---------- Entries shown ----------

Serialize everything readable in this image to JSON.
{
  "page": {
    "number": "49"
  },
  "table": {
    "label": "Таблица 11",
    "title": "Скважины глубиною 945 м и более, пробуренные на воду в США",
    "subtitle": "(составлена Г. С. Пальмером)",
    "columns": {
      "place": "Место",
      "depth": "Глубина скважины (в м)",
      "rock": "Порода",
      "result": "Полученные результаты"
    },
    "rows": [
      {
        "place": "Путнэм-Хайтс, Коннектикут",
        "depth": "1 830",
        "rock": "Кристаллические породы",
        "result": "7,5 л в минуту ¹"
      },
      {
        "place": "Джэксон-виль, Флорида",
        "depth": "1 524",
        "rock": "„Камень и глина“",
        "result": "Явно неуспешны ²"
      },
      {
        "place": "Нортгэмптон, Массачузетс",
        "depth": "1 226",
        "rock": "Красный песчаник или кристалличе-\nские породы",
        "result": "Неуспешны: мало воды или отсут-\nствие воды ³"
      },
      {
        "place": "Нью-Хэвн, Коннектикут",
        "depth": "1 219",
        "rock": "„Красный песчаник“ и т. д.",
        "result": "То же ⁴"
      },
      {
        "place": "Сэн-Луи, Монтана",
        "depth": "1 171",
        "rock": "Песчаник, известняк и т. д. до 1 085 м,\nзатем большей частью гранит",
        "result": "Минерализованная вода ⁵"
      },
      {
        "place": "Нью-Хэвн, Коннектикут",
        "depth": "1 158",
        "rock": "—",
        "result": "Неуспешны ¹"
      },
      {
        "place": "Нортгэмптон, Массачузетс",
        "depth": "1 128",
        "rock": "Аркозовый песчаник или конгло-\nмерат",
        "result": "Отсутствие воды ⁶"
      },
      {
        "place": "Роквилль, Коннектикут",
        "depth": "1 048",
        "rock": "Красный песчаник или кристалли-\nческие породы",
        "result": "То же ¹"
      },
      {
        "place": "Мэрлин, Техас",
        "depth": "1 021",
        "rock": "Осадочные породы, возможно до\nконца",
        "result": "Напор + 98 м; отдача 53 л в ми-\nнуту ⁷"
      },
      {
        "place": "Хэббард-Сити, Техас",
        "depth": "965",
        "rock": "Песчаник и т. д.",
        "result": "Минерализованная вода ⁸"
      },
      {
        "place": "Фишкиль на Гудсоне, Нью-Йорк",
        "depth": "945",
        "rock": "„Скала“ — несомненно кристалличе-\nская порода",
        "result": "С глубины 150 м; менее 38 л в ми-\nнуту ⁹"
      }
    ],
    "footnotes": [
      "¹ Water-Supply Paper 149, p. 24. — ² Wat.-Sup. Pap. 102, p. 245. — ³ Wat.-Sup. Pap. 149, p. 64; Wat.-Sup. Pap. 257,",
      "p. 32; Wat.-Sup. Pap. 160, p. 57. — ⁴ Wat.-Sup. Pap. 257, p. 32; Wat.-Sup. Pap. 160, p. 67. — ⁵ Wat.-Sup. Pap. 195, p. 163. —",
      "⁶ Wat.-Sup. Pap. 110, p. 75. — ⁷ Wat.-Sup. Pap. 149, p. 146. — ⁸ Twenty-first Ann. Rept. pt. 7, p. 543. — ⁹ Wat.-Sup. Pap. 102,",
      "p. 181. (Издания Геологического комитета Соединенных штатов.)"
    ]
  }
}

----------

Exercise goal: Whenever "result" turns up in a line, pick that line out.

Solution to this exercise:
      "result": "Полученные результаты"
        "result": "7,5 л в минуту ¹"
        "result": "Явно неуспешны ²"
        "result": "Неуспешны: мало воды или отсут-\nствие воды ³"
        "result": "То же ⁴"
        "result": "Минерализованная вода ⁵"
        "result": "Неуспешны ¹"
        "result": "Отсутствие воды ⁶"
        "result": "То же ¹"
        "result": "Напор + 98 м; отдача 53 л в ми-\nнуту ⁷"
        "result": "Минерализованная вода ⁸"
        "result": "С глубины 150 м; менее 38 л в ми-\nнуту ⁹"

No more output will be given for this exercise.